Required task. Type out the records that follow, exactly as given.

Data to process.
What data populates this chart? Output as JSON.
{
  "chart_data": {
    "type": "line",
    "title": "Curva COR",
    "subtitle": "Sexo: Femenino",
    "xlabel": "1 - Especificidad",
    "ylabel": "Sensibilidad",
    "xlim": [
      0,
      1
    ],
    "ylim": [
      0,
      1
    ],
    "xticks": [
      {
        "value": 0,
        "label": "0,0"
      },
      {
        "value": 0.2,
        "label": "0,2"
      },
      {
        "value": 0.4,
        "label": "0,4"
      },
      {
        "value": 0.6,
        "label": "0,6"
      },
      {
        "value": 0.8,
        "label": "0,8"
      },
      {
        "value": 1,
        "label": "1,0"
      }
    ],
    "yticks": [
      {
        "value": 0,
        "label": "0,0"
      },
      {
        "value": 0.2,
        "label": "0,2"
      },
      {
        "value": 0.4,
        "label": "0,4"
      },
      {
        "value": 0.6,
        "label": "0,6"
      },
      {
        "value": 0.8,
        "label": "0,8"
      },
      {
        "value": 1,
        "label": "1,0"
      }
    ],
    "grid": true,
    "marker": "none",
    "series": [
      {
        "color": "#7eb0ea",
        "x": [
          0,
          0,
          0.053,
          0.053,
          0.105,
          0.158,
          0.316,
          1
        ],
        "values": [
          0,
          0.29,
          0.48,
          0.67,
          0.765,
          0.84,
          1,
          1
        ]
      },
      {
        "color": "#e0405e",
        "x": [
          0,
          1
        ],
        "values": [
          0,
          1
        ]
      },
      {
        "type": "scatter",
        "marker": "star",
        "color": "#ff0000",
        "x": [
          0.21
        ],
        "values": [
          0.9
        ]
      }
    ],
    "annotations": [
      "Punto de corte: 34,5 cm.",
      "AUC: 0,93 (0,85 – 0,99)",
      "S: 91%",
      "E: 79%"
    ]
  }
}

Written reply.
What data populates this chart? Output as JSON.
{
  "chart_data": {
    "type": "line",
    "title": "Curva COR",
    "subtitle": "Sexo: Femenino",
    "xlabel": "1 - Especificidad",
    "ylabel": "Sensibilidad",
    "xlim": [
      0,
      1
    ],
    "ylim": [
      0,
      1
    ],
    "xticks": [
      {
        "value": 0,
        "label": "0,0"
      },
      {
        "value": 0.2,
        "label": "0,2"
      },
      {
        "value": 0.4,
        "label": "0,4"
      },
      {
        "value": 0.6,
        "label": "0,6"
      },
      {
        "value": 0.8,
        "label": "0,8"
      },
      {
        "value": 1,
        "label": "1,0"
      }
    ],
    "yticks": [
      {
        "value": 0,
        "label": "0,0"
      },
      {
        "value": 0.2,
        "label": "0,2"
      },
      {
        "value": 0.4,
        "label": "0,4"
      },
      {
        "value": 0.6,
        "label": "0,6"
      },
      {
        "value": 0.8,
        "label": "0,8"
      },
      {
        "value": 1,
        "label": "1,0"
      }
    ],
    "grid": true,
    "marker": "none",
    "series": [
      {
        "color": "#7eb0ea",
        "x": [
          0,
          0,
          0.053,
          0.053,
          0.105,
          0.158,
          0.316,
          1
        ],
        "values": [
          0,
          0.29,
          0.48,
          0.67,
          0.765,
          0.84,
          1,
          1
        ]
      },
      {
        "color": "#e0405e",
        "x": [
          0,
          1
        ],
        "values": [
          0,
          1
        ]
      },
      {
        "type": "scatter",
        "marker": "star",
        "color": "#ff0000",
        "x": [
          0.21
        ],
        "values": [
          0.9
        ]
      }
    ],
    "annotations": [
      "Punto de corte: 34,5 cm.",
      "AUC: 0,93 (0,85 – 0,99)",
      "S: 91%",
      "E: 79%"
    ]
  }
}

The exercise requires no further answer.